# START OF EXCERPTED DATA

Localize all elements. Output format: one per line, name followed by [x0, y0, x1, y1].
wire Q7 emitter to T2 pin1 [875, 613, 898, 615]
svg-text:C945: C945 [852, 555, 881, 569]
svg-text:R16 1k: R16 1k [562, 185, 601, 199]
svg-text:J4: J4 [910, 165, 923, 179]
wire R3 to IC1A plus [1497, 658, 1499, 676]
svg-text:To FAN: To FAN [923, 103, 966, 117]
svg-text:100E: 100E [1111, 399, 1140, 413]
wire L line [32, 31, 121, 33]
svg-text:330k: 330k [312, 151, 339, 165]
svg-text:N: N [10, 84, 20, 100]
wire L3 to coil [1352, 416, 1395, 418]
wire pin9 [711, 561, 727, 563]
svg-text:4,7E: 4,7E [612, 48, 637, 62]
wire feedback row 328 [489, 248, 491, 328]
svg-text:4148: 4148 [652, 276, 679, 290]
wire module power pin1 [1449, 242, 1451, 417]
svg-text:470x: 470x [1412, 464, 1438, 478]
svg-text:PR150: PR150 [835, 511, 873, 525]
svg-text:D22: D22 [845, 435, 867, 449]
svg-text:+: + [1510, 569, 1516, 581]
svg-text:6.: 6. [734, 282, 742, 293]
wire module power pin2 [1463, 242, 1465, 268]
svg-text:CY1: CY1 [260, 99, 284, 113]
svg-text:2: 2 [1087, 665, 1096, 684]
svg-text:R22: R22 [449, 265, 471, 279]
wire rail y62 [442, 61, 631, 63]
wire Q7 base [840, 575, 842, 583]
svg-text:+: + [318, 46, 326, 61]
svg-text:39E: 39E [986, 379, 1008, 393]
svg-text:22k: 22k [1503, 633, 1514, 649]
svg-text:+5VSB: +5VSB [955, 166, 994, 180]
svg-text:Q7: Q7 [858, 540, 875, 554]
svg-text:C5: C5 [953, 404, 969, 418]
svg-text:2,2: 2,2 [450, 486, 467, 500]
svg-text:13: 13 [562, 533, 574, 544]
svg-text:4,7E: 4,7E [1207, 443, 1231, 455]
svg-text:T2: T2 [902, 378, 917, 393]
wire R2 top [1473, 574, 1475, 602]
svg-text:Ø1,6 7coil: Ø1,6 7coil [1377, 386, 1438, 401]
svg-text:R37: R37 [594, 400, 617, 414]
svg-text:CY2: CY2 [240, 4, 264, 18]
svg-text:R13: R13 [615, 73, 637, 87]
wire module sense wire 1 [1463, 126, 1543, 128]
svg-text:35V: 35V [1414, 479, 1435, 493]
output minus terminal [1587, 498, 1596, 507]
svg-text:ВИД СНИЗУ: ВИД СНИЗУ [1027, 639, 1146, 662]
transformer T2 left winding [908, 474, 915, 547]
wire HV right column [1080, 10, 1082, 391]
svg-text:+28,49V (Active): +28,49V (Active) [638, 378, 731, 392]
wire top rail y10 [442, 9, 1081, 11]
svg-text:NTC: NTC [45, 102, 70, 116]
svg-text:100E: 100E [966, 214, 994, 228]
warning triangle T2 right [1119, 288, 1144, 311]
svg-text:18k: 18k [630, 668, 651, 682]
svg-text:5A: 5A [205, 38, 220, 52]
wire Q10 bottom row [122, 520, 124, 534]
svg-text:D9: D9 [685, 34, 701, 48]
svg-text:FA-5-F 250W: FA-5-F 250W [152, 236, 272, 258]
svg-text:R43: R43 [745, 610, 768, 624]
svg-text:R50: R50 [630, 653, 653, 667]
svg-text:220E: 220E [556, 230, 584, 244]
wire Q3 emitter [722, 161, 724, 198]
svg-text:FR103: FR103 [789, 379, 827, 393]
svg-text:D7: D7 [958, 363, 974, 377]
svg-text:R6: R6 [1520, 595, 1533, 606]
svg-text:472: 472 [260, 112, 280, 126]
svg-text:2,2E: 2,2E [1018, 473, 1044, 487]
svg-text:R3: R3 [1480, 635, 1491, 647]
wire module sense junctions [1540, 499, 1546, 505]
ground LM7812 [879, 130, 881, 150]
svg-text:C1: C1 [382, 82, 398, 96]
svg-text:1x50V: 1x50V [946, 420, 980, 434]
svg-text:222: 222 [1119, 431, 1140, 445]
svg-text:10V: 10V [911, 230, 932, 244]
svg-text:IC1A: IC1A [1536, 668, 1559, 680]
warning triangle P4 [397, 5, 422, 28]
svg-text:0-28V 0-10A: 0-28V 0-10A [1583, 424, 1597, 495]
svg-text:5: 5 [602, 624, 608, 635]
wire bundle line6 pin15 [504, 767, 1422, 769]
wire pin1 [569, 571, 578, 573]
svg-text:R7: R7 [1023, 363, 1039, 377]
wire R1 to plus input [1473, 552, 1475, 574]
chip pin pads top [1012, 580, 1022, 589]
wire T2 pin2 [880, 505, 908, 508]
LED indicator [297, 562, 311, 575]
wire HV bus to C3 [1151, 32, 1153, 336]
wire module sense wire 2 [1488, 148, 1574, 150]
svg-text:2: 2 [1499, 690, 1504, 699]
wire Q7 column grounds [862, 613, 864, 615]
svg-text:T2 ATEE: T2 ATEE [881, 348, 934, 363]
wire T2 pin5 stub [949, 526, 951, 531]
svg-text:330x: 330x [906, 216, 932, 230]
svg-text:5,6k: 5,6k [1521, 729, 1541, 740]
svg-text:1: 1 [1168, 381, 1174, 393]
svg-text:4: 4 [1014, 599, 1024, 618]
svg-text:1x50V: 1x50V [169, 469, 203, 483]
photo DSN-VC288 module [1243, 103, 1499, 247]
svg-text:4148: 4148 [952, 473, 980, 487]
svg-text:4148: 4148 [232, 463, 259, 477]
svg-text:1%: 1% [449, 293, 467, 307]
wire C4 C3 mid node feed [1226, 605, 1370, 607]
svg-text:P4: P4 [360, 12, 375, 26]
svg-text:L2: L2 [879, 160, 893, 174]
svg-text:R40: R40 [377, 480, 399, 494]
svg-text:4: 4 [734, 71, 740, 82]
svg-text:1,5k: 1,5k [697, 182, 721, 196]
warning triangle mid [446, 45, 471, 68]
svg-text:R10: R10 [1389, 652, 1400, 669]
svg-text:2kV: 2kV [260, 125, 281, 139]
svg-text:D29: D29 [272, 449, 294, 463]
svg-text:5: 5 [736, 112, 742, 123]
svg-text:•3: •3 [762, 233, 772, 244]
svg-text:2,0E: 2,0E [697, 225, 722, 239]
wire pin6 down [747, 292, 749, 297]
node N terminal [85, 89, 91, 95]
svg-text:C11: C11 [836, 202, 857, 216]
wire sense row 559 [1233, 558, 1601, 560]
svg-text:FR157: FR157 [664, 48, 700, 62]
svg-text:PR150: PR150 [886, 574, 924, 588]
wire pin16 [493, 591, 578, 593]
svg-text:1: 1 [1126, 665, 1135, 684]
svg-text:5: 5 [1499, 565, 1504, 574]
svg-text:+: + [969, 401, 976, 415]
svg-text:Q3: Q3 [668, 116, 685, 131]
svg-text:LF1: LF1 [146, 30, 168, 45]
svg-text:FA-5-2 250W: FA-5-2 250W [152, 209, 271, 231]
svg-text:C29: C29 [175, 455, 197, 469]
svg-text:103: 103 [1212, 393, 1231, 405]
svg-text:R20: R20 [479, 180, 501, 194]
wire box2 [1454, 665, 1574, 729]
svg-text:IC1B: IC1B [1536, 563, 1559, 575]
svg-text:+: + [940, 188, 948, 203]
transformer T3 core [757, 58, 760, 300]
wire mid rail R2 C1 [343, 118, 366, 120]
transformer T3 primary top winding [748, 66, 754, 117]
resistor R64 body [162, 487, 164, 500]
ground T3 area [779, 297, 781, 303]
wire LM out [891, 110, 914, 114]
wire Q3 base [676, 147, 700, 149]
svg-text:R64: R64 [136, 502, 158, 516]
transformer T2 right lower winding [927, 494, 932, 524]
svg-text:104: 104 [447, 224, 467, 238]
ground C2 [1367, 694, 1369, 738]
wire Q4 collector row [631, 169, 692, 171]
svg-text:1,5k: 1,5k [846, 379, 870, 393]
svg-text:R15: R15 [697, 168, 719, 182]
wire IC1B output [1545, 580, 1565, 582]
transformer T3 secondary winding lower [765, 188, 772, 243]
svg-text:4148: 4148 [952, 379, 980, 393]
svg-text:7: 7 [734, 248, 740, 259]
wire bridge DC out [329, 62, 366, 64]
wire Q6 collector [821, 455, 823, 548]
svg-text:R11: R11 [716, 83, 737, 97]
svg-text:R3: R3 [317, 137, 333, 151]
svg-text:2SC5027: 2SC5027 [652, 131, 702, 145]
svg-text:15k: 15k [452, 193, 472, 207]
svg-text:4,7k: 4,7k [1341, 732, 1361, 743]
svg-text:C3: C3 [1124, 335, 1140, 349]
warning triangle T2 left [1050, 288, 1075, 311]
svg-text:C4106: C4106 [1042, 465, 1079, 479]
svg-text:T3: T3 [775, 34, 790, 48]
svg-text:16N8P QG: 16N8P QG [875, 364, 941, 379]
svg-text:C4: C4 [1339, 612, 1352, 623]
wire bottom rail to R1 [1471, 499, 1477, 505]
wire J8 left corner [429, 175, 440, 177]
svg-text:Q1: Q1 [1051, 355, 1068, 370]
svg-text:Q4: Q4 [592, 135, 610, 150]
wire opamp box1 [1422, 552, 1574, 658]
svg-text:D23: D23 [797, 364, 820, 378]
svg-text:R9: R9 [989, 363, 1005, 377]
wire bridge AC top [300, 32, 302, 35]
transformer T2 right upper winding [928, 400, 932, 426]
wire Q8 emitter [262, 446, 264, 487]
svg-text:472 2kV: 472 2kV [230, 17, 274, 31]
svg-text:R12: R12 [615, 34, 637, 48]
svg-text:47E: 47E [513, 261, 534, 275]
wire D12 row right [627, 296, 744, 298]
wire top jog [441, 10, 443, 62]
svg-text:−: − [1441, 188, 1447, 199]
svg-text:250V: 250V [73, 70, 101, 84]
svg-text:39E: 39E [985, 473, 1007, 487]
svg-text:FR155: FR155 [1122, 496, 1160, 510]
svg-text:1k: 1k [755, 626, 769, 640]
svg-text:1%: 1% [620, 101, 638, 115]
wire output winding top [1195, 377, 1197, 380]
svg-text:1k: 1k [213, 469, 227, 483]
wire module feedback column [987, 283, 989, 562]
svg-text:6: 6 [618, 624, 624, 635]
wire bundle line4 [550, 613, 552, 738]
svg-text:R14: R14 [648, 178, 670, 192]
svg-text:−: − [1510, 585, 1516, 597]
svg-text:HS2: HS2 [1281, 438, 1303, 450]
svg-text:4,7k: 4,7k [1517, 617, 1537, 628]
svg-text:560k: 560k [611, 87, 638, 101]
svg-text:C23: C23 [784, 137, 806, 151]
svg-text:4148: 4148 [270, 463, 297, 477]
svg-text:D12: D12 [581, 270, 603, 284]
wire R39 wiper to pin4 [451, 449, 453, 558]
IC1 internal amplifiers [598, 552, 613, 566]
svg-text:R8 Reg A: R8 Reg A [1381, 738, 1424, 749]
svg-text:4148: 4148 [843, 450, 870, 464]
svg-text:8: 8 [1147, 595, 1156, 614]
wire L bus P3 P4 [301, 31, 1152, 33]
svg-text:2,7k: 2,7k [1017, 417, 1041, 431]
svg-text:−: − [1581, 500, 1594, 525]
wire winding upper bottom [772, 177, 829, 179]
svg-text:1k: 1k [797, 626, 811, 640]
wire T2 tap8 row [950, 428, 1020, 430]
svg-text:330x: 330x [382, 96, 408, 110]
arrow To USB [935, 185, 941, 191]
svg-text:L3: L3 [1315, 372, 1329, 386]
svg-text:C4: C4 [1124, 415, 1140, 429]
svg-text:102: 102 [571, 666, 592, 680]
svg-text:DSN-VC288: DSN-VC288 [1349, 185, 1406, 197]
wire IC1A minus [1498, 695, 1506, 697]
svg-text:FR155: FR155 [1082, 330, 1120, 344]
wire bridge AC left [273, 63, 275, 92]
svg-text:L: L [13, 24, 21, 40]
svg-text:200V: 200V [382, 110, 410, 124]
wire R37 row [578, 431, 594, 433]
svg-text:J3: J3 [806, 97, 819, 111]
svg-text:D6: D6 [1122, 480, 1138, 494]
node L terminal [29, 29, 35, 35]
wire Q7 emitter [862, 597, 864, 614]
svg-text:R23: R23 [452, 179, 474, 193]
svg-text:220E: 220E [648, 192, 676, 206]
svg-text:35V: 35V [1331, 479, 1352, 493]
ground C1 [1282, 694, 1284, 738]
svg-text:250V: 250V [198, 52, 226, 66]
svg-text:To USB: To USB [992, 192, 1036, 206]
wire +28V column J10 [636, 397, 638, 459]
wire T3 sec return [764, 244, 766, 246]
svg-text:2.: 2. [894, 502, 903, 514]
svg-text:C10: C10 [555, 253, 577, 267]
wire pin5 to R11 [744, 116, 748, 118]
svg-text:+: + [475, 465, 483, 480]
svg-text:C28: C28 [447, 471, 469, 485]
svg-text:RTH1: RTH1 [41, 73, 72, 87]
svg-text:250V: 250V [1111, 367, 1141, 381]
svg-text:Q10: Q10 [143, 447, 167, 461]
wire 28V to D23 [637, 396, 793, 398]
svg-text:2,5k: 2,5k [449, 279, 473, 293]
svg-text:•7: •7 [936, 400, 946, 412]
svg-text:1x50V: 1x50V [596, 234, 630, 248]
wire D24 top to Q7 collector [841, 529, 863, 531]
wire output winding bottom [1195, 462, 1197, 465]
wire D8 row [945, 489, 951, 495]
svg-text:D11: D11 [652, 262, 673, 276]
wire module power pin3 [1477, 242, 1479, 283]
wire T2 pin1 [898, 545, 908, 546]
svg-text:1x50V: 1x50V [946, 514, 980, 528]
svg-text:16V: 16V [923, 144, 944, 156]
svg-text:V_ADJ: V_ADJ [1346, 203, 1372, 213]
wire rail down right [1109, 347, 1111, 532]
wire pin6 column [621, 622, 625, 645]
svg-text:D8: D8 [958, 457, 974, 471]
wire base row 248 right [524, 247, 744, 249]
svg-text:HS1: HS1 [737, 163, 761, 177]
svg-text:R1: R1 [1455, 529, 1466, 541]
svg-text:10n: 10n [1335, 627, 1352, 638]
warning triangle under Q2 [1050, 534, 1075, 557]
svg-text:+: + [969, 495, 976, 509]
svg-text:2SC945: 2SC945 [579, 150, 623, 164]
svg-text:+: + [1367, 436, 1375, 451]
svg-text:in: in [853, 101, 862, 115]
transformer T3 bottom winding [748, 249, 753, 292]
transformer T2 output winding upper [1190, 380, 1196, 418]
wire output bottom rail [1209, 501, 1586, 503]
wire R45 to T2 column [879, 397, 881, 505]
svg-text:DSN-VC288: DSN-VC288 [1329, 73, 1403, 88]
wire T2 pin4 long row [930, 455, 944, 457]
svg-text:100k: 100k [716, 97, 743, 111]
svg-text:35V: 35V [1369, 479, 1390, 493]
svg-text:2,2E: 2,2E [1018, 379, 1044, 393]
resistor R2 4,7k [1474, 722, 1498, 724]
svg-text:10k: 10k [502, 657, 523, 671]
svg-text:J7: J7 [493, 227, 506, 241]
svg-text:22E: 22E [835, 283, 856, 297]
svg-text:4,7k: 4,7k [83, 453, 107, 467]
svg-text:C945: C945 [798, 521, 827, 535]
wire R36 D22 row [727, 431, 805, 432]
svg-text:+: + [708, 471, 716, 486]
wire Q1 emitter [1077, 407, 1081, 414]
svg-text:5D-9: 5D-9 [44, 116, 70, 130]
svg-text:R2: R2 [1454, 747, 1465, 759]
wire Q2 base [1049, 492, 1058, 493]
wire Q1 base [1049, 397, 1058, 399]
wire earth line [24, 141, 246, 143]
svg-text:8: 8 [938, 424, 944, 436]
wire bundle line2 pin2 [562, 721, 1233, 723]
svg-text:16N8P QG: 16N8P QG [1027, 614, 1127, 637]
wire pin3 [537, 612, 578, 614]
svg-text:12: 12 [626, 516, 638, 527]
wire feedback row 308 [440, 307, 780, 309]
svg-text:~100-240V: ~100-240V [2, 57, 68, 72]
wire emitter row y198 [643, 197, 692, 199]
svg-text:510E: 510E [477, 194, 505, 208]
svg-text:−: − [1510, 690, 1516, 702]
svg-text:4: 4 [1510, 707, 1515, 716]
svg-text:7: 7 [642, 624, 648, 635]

# END OF EXCERPTED DATA

EXERCISE BRIEF: Could you return, unchanged, the lines from the start of the records through the line containing "svg-text:To FAN: To FAN [923, 103, 966, 117]", including both ends?

RESPONSE:
Localize all elements. Output format: one per line, name followed by [x0, y0, x1, y1].
wire Q7 emitter to T2 pin1 [875, 613, 898, 615]
svg-text:C945: C945 [852, 555, 881, 569]
svg-text:R16 1k: R16 1k [562, 185, 601, 199]
svg-text:J4: J4 [910, 165, 923, 179]
wire R3 to IC1A plus [1497, 658, 1499, 676]
svg-text:To FAN: To FAN [923, 103, 966, 117]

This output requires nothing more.